WHAT THE TASK REQUIRES:
Without including the pictures, copy out every line below.

RECORDS:
● ● ● ● ●
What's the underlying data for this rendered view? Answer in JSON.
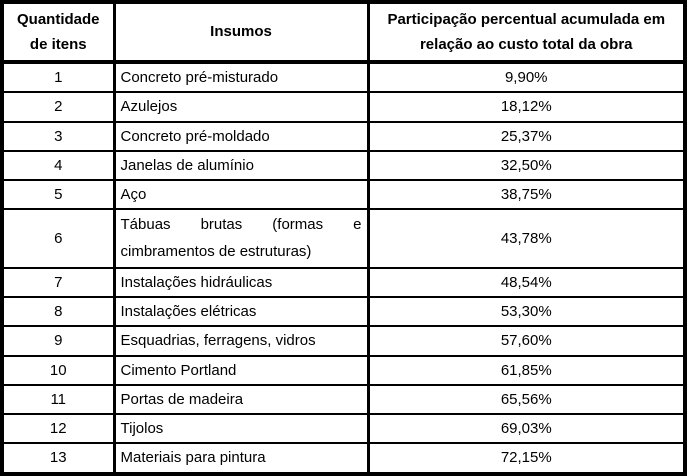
{
  "table": {
    "headers": [
      "Quantidade de itens",
      "Insumos",
      "Participação percentual acumulada em relação ao custo total da obra"
    ],
    "rows": [
      {
        "qty": "1",
        "insumo": "Concreto pré-misturado",
        "pct": "9,90%"
      },
      {
        "qty": "2",
        "insumo": "Azulejos",
        "pct": "18,12%"
      },
      {
        "qty": "3",
        "insumo": "Concreto pré-moldado",
        "pct": "25,37%"
      },
      {
        "qty": "4",
        "insumo": "Janelas de alumínio",
        "pct": "32,50%"
      },
      {
        "qty": "5",
        "insumo": "Aço",
        "pct": "38,75%"
      },
      {
        "qty": "6",
        "insumo": "Tábuas brutas (formas e cimbramentos de estruturas)",
        "pct": "43,78%"
      },
      {
        "qty": "7",
        "insumo": "Instalações hidráulicas",
        "pct": "48,54%"
      },
      {
        "qty": "8",
        "insumo": "Instalações elétricas",
        "pct": "53,30%"
      },
      {
        "qty": "9",
        "insumo": "Esquadrias, ferragens, vidros",
        "pct": "57,60%"
      },
      {
        "qty": "10",
        "insumo": "Cimento Portland",
        "pct": "61,85%"
      },
      {
        "qty": "11",
        "insumo": "Portas de madeira",
        "pct": "65,56%"
      },
      {
        "qty": "12",
        "insumo": "Tijolos",
        "pct": "69,03%"
      },
      {
        "qty": "13",
        "insumo": "Materiais para pintura",
        "pct": "72,15%"
      }
    ]
  }
}
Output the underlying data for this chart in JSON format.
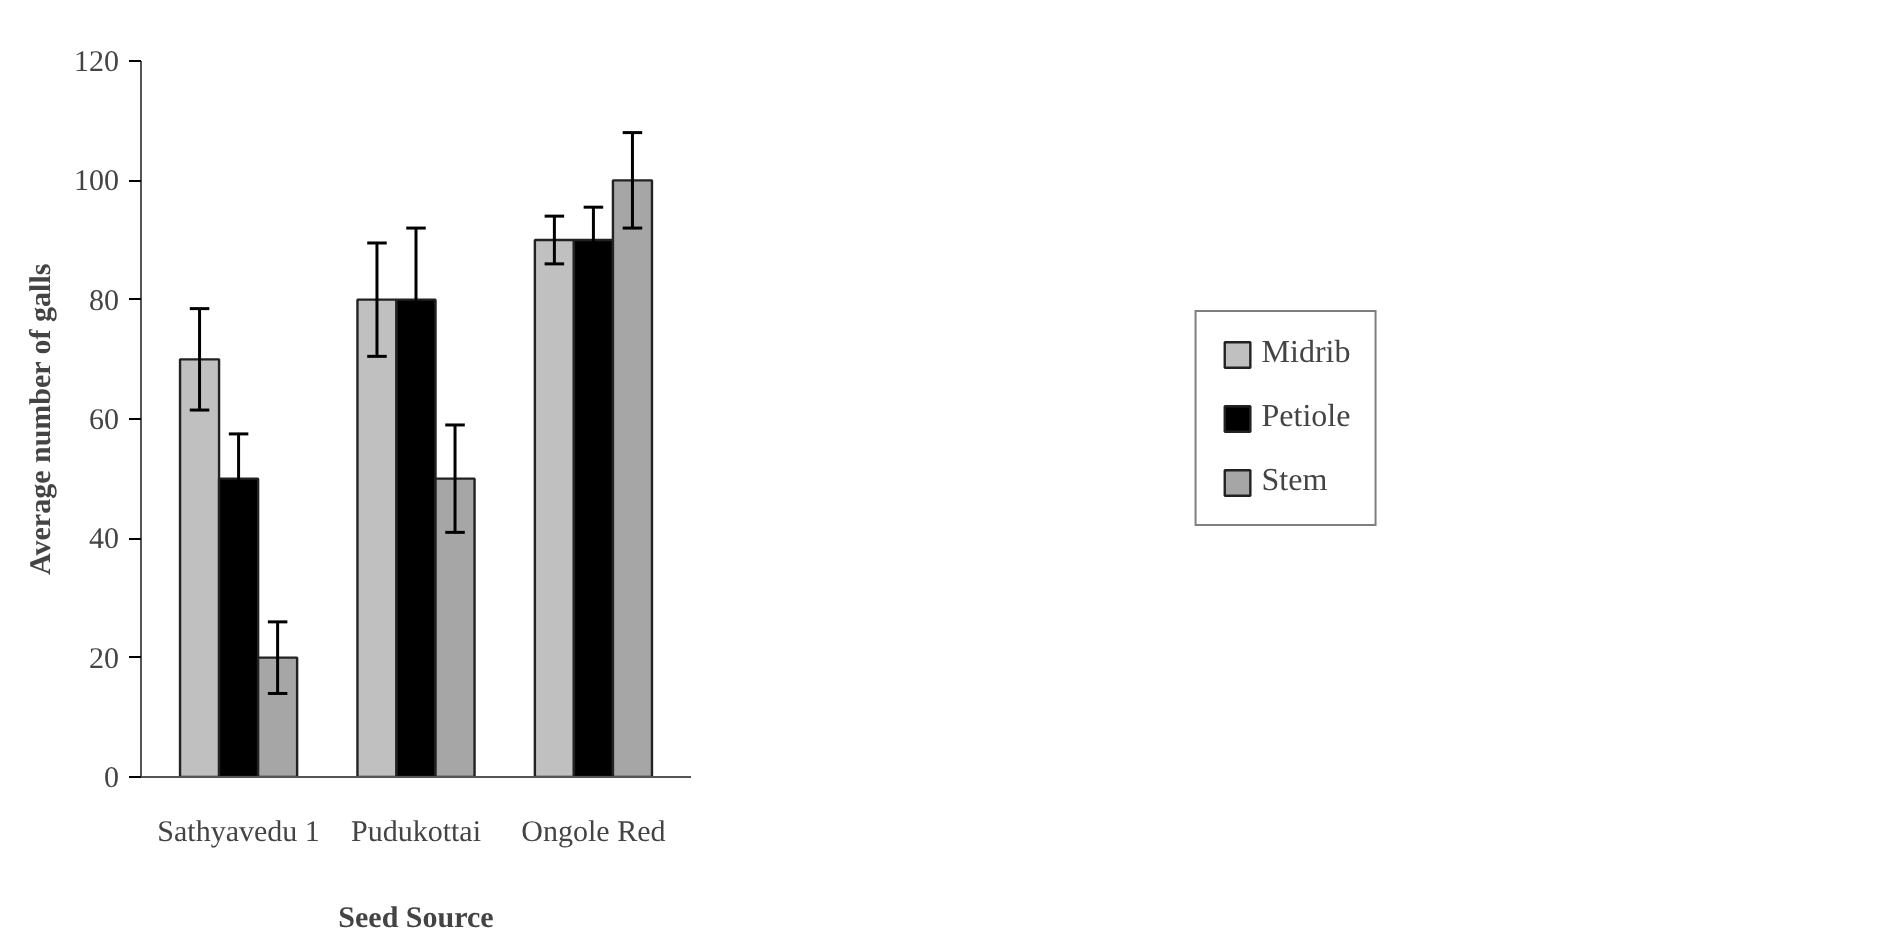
{
  "chart_data": {
    "type": "bar",
    "xlabel": "Seed Source",
    "ylabel": "Average number of galls",
    "categories": [
      "Sathyavedu 1",
      "Pudukottai",
      "Ongole Red"
    ],
    "series": [
      {
        "name": "Midrib",
        "color": "#c0c0c0",
        "values": [
          70,
          80,
          90
        ],
        "errors": [
          8.5,
          9.5,
          4
        ]
      },
      {
        "name": "Petiole",
        "color": "#000000",
        "values": [
          50,
          80,
          90
        ],
        "errors": [
          7.5,
          12,
          5.5
        ]
      },
      {
        "name": "Stem",
        "color": "#a6a6a6",
        "values": [
          20,
          50,
          100
        ],
        "errors": [
          6,
          9,
          8
        ]
      }
    ],
    "ylim": [
      0,
      120
    ],
    "yticks": [
      0,
      20,
      40,
      60,
      80,
      100,
      120
    ],
    "grid": false,
    "legend": "right"
  }
}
● ● ● ● ●
ANSWER FOR THIS EXERCISE:
What's the underlying data for this rendered view? Answer in JSON.
{
  "table": {
    "headers": [
      "Quantidade de itens",
      "Insumos",
      "Participação percentual acumulada em relação ao custo total da obra"
    ],
    "rows": [
      {
        "qty": "1",
        "insumo": "Concreto pré-misturado",
        "pct": "9,90%"
      },
      {
        "qty": "2",
        "insumo": "Azulejos",
        "pct": "18,12%"
      },
      {
        "qty": "3",
        "insumo": "Concreto pré-moldado",
        "pct": "25,37%"
      },
      {
        "qty": "4",
        "insumo": "Janelas de alumínio",
        "pct": "32,50%"
      },
      {
        "qty": "5",
        "insumo": "Aço",
        "pct": "38,75%"
      },
      {
        "qty": "6",
        "insumo": "Tábuas brutas (formas e cimbramentos de estruturas)",
        "pct": "43,78%"
      },
      {
        "qty": "7",
        "insumo": "Instalações hidráulicas",
        "pct": "48,54%"
      },
      {
        "qty": "8",
        "insumo": "Instalações elétricas",
        "pct": "53,30%"
      },
      {
        "qty": "9",
        "insumo": "Esquadrias, ferragens, vidros",
        "pct": "57,60%"
      },
      {
        "qty": "10",
        "insumo": "Cimento Portland",
        "pct": "61,85%"
      },
      {
        "qty": "11",
        "insumo": "Portas de madeira",
        "pct": "65,56%"
      },
      {
        "qty": "12",
        "insumo": "Tijolos",
        "pct": "69,03%"
      },
      {
        "qty": "13",
        "insumo": "Materiais para pintura",
        "pct": "72,15%"
      }
    ]
  }
}
Output the underlying data for this chart in JSON format.
{
  "chart_data": {
    "type": "bar",
    "xlabel": "Seed Source",
    "ylabel": "Average number of galls",
    "categories": [
      "Sathyavedu 1",
      "Pudukottai",
      "Ongole Red"
    ],
    "series": [
      {
        "name": "Midrib",
        "color": "#c0c0c0",
        "values": [
          70,
          80,
          90
        ],
        "errors": [
          8.5,
          9.5,
          4
        ]
      },
      {
        "name": "Petiole",
        "color": "#000000",
        "values": [
          50,
          80,
          90
        ],
        "errors": [
          7.5,
          12,
          5.5
        ]
      },
      {
        "name": "Stem",
        "color": "#a6a6a6",
        "values": [
          20,
          50,
          100
        ],
        "errors": [
          6,
          9,
          8
        ]
      }
    ],
    "ylim": [
      0,
      120
    ],
    "yticks": [
      0,
      20,
      40,
      60,
      80,
      100,
      120
    ],
    "grid": false,
    "legend": "right"
  }
}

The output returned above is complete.